* _Exercise material_:

__________________________________________________

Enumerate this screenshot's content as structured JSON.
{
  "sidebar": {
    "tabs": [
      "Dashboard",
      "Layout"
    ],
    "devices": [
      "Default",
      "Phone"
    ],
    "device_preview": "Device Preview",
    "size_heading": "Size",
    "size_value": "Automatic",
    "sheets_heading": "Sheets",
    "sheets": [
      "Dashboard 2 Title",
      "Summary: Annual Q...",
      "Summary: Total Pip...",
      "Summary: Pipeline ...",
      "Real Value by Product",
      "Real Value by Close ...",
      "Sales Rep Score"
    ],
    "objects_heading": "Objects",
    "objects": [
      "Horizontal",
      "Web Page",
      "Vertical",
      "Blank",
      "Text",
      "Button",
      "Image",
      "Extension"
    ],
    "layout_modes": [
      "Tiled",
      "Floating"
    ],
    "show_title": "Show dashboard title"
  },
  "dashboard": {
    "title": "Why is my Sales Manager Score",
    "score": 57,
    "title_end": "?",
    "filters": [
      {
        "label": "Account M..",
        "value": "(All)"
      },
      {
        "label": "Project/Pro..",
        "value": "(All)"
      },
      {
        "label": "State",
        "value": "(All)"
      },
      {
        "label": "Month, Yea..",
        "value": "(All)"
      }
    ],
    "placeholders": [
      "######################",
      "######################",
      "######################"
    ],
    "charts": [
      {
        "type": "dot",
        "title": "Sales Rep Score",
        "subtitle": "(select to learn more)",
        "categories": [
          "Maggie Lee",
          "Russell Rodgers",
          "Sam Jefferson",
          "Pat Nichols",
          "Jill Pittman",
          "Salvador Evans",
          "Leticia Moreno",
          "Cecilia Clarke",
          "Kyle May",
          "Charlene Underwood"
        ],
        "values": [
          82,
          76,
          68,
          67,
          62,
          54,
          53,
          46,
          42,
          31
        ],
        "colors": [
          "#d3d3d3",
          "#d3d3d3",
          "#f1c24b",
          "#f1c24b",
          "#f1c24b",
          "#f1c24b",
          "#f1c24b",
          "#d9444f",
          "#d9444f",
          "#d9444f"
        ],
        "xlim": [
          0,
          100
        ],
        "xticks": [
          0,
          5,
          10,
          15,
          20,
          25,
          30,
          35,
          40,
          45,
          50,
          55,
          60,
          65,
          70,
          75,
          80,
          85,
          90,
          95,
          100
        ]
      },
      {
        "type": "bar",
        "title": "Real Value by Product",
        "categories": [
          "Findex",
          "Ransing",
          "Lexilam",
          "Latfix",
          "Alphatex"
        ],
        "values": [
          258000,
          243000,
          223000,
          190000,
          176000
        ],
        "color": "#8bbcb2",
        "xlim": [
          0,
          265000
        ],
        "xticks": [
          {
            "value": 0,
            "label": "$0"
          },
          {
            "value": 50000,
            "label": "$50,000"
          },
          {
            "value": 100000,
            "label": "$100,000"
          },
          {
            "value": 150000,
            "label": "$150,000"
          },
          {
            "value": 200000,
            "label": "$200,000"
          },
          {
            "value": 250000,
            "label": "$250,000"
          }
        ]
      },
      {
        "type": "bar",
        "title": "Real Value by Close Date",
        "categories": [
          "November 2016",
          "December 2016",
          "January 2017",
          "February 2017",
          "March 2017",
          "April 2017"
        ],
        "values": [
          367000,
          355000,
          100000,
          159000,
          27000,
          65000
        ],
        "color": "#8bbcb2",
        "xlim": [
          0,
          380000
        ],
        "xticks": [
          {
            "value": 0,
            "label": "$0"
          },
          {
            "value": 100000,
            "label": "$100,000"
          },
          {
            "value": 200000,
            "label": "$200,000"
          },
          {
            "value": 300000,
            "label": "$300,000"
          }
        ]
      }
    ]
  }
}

__________________________________________________

* _Task directions_: Reproduce each line of the material containing the word "Product".

* _Problem solution_:
      "Real Value by Product",
        "title": "Real Value by Product",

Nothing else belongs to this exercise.